- **AUFGABE A**
Tausche in der Auflistung vom Anfang bis einschließlich der Zeile mit „text-line: [64, 752, 632, 771]“ das Wort „text-line“ gegen „text-row“ aus und gib diese Zeilen sonst unverändert wieder.

- **AUSGANGSTEXT**
------------------------------------
Das Weihnachtsfest entstressen

Fast jedes Jahr am 24. Juni beglückt mich meine Kollegin mit der Feststellung: „Heute in sechs Monaten ist Weihnachten.“ – ich verdrehe die Augen. Im Juli kommt zum ersten Mal die Frage auf, wie unsere diesjährige Büro-Weihnachtsfeier aussehen könnte, während der Ventilator auf Hochtouren läuft.

Ende August bringt ein Kollege Dominosteine mit ins Büro. Ich ignoriere sie hartnäckig. Im September verkündet meine Kollegin, dass sie neue Keksdosen hat – im Weihnachtsdesign. Ich vermisse den Sommer.

Im Oktober putzt meine Nachbarin gefühlt in jeder freien Minute, damit spätestens ab November dort die ganze Weihnachtsdekoration zur Geltung kommt. Bei so vielen Lichterketten wundere ich mich jedes Jahr, dass der Rest des Dorfes noch Strom hat. Und obwohl mein Umfeld und der Einzelhandel mich freundlicherweise bereits ein halbes Jahr vorher darauf vorbereiten, kommt Weihnachten doch jedes Jahr irgendwie überraschend.
------------------------------------
- **BEREITGESTELLTE DATEN**
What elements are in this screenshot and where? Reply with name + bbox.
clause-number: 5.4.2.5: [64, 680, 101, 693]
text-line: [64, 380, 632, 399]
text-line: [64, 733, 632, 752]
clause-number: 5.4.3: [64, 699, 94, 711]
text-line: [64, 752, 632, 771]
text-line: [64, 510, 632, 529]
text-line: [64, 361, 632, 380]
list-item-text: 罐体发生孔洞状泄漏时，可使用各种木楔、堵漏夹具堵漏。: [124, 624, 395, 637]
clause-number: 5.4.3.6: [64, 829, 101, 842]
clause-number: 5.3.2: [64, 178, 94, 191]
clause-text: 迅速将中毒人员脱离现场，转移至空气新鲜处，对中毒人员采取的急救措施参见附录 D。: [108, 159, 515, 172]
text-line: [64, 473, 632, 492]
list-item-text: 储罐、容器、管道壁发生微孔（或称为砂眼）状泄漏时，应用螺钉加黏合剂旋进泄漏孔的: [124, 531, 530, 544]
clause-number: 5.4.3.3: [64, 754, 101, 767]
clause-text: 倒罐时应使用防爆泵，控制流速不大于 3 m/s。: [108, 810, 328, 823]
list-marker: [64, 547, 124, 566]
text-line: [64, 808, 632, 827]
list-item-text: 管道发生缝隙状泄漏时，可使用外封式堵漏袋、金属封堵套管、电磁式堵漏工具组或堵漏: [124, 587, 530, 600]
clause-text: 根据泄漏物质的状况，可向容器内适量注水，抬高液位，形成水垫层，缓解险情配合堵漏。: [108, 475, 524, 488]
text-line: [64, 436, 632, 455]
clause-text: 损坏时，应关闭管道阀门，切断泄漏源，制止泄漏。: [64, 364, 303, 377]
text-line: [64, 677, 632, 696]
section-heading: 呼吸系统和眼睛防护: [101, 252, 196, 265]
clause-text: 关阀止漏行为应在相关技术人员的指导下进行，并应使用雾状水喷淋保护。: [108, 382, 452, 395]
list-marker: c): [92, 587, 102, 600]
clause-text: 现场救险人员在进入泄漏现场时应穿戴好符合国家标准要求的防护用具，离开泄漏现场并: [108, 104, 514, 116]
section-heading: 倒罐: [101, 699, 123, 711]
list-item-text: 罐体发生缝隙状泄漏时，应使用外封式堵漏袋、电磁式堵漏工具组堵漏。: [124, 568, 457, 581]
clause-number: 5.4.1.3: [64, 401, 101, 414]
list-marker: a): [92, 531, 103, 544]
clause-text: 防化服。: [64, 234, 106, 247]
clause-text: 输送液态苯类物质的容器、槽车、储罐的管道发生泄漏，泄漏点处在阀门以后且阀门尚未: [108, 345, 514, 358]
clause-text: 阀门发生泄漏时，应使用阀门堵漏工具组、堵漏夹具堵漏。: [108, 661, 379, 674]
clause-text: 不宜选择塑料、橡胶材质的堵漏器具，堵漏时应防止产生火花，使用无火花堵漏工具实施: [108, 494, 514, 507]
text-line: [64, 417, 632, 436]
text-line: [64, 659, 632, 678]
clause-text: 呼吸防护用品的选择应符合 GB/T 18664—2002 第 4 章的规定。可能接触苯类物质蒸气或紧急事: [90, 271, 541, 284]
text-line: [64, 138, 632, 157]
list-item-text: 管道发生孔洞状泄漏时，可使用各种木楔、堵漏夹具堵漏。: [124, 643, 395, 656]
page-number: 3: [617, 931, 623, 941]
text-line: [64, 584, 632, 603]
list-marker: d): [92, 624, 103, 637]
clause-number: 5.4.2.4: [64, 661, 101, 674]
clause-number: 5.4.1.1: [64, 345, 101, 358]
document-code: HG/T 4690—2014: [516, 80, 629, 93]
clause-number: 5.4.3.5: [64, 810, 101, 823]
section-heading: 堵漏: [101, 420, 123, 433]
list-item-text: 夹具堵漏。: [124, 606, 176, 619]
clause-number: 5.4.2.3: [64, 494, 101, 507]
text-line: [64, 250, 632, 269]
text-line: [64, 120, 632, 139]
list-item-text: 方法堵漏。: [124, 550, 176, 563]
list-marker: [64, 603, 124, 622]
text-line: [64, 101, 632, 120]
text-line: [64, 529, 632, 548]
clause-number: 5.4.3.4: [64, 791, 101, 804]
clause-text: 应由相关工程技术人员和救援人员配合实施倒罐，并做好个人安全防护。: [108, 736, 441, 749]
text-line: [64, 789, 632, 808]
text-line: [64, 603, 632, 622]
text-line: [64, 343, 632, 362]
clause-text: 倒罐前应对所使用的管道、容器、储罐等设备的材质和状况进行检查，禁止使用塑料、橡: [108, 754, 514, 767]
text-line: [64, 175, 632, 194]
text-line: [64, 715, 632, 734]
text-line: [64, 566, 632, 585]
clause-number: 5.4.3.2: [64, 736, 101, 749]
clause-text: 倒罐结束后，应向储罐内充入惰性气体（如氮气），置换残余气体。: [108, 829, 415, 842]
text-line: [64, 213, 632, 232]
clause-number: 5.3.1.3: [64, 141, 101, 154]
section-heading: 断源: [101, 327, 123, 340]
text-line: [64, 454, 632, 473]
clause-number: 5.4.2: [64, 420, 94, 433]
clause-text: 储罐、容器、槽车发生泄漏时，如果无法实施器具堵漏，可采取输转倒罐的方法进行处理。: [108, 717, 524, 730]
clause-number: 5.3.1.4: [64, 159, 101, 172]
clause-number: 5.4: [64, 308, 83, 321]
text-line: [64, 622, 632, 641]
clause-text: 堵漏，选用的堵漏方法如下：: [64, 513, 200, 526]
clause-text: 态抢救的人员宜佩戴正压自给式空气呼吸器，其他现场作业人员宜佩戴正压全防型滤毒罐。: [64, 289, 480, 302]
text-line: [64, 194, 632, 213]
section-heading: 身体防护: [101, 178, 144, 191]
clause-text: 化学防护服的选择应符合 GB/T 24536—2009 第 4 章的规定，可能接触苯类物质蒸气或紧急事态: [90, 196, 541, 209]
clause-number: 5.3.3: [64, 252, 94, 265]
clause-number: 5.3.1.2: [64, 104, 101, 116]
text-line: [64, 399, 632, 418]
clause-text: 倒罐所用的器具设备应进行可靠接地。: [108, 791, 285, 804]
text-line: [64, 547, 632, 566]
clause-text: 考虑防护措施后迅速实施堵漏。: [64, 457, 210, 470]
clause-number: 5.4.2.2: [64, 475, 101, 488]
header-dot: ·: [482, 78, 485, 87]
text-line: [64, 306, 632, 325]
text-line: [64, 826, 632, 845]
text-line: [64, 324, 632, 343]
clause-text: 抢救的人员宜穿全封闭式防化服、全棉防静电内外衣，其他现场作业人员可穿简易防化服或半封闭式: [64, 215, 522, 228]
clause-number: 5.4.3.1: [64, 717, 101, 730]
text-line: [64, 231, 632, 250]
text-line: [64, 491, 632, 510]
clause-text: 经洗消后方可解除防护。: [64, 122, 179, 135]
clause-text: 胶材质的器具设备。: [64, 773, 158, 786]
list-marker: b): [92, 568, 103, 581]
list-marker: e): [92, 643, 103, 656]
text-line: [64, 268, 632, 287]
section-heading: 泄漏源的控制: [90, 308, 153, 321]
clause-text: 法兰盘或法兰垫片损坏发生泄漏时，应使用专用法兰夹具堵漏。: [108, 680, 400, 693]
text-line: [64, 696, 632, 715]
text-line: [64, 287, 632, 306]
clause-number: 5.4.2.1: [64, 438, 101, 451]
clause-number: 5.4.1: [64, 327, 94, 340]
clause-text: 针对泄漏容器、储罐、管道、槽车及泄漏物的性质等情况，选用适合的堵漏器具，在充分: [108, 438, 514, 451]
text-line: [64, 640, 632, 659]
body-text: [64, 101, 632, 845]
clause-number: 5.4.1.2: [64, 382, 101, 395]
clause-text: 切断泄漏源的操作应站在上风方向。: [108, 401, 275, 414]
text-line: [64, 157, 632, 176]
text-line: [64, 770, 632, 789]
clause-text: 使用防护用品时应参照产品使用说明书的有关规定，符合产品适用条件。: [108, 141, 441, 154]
------------------------------------
- **AUFGABE B**
Entnimm den Text über das Weihnachtsfest und gib ihn vollständig und wortgetreu wieder.

- **SCHRIFTLICHE ANTWORT A**
What elements are in this screenshot and where? Reply with name + bbox.
clause-number: 5.4.2.5: [64, 680, 101, 693]
text-row: [64, 380, 632, 399]
text-row: [64, 733, 632, 752]
clause-number: 5.4.3: [64, 699, 94, 711]
text-row: [64, 752, 632, 771]

- **SCHRIFTLICHE ANTWORT B**
Das Weihnachtsfest entstressen

Fast jedes Jahr am 24. Juni beglückt mich meine Kollegin mit der Feststellung: „Heute in sechs Monaten ist Weihnachten.“ – ich verdrehe die Augen. Im Juli kommt zum ersten Mal die Frage auf, wie unsere diesjährige Büro-Weihnachtsfeier aussehen könnte, während der Ventilator auf Hochtouren läuft.

Ende August bringt ein Kollege Dominosteine mit ins Büro. Ich ignoriere sie hartnäckig. Im September verkündet meine Kollegin, dass sie neue Keksdosen hat – im Weihnachtsdesign. Ich vermisse den Sommer.

Im Oktober putzt meine Nachbarin gefühlt in jeder freien Minute, damit spätestens ab November dort die ganze Weihnachtsdekoration zur Geltung kommt. Bei so vielen Lichterketten wundere ich mich jedes Jahr, dass der Rest des Dorfes noch Strom hat. Und obwohl mein Umfeld und der Einzelhandel mich freundlicherweise bereits ein halbes Jahr vorher darauf vorbereiten, kommt Weihnachten doch jedes Jahr irgendwie überraschend.